*Listed records*
○ ○ ○ ○

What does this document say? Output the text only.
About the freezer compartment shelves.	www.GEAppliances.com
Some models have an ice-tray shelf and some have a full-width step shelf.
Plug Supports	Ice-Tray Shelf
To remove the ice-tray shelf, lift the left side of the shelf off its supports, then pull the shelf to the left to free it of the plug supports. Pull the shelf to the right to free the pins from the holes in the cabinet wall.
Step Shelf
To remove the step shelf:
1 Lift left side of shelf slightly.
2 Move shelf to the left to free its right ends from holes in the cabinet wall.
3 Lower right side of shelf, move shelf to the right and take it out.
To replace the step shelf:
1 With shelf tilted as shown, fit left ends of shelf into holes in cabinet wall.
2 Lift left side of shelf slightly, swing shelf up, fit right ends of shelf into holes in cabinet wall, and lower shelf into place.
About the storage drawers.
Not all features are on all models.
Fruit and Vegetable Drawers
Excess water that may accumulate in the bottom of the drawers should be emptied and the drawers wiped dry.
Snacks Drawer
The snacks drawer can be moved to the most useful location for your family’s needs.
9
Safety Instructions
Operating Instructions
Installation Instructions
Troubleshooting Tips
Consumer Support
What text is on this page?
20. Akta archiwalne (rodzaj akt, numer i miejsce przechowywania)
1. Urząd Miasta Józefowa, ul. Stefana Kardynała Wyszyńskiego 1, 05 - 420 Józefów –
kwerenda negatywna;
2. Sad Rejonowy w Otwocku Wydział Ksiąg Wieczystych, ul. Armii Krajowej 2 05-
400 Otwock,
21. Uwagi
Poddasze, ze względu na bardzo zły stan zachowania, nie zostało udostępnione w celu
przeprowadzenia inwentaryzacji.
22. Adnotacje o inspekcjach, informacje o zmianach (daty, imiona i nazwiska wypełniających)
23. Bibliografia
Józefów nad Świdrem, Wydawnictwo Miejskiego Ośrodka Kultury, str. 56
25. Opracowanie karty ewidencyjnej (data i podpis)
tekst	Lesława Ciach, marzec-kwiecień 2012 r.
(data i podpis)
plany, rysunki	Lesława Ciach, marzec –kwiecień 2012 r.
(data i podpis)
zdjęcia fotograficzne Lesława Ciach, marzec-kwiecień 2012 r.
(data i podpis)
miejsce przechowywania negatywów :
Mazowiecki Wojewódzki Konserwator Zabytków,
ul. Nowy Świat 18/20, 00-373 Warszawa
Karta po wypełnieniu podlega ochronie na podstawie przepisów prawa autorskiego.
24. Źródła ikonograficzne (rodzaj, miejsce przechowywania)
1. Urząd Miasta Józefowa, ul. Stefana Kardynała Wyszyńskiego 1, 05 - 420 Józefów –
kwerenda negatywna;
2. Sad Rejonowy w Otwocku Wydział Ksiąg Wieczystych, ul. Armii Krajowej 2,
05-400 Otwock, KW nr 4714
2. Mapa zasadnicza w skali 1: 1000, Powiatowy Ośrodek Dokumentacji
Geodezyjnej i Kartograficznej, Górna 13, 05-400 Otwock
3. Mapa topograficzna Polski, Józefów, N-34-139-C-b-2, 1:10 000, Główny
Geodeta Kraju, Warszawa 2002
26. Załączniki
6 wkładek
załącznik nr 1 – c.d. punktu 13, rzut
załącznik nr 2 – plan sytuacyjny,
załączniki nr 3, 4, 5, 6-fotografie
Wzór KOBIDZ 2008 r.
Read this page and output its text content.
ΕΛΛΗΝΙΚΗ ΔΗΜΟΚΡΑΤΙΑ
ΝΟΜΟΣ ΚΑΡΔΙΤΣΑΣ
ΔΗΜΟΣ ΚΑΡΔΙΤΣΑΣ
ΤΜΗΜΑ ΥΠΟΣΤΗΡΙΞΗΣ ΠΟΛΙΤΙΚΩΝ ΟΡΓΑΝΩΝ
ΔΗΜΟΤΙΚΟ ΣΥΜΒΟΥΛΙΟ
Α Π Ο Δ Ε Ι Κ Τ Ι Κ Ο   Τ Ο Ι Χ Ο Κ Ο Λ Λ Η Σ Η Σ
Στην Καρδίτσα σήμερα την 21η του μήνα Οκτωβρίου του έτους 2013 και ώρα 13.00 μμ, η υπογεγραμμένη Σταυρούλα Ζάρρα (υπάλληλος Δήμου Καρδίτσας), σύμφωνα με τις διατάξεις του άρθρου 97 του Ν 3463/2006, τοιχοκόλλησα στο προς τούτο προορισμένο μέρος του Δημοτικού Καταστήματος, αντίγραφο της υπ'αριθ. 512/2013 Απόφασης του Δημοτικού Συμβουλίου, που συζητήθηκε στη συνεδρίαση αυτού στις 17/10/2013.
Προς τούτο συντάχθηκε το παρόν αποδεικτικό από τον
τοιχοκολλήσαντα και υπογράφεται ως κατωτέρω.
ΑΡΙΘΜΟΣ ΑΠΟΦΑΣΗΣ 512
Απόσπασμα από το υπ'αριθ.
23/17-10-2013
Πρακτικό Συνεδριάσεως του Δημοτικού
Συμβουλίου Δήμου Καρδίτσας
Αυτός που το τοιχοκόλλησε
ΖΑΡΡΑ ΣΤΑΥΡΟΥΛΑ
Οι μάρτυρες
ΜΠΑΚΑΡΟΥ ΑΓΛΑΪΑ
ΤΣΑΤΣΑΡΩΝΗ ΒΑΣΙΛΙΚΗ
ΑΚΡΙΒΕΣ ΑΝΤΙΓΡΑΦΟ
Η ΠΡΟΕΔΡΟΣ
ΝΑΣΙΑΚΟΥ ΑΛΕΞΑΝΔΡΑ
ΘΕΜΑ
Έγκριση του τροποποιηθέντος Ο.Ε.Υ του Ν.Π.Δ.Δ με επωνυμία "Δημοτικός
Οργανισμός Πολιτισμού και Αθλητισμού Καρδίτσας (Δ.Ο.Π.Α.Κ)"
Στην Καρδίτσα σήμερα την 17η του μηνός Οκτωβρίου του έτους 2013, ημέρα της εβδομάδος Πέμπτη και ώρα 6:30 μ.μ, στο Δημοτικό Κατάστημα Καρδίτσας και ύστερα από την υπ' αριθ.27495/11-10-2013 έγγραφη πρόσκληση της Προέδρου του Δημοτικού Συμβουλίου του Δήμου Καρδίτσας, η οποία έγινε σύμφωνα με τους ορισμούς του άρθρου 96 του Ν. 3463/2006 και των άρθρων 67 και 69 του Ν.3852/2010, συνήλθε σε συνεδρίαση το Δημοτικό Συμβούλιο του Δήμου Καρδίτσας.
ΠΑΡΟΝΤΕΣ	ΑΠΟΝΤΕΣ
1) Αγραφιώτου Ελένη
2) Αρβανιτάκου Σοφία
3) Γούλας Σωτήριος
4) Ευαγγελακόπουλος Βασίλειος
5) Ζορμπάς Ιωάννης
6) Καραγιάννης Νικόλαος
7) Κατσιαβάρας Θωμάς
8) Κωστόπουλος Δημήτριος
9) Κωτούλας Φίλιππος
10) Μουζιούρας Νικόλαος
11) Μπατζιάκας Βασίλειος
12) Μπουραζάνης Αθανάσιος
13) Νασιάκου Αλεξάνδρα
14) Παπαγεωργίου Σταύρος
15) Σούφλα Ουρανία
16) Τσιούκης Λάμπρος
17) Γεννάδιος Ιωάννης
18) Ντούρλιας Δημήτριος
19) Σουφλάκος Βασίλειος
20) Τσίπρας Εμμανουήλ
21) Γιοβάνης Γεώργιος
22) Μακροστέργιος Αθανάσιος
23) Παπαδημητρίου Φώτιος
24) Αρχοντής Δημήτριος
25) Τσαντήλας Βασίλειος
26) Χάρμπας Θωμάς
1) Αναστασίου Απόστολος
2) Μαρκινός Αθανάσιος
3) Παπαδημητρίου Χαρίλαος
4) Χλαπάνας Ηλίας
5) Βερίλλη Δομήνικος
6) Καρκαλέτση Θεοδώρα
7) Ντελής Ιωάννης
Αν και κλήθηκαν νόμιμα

○ ○ ○ ○

*What needs to be done*
Look through the listing and extract every line with "Wydział" in it.

*Final result*
2. Sad Rejonowy w Otwocku Wydział Ksiąg Wieczystych, ul. Armii Krajowej 2 05-
2. Sad Rejonowy w Otwocku Wydział Ksiąg Wieczystych, ul. Armii Krajowej 2,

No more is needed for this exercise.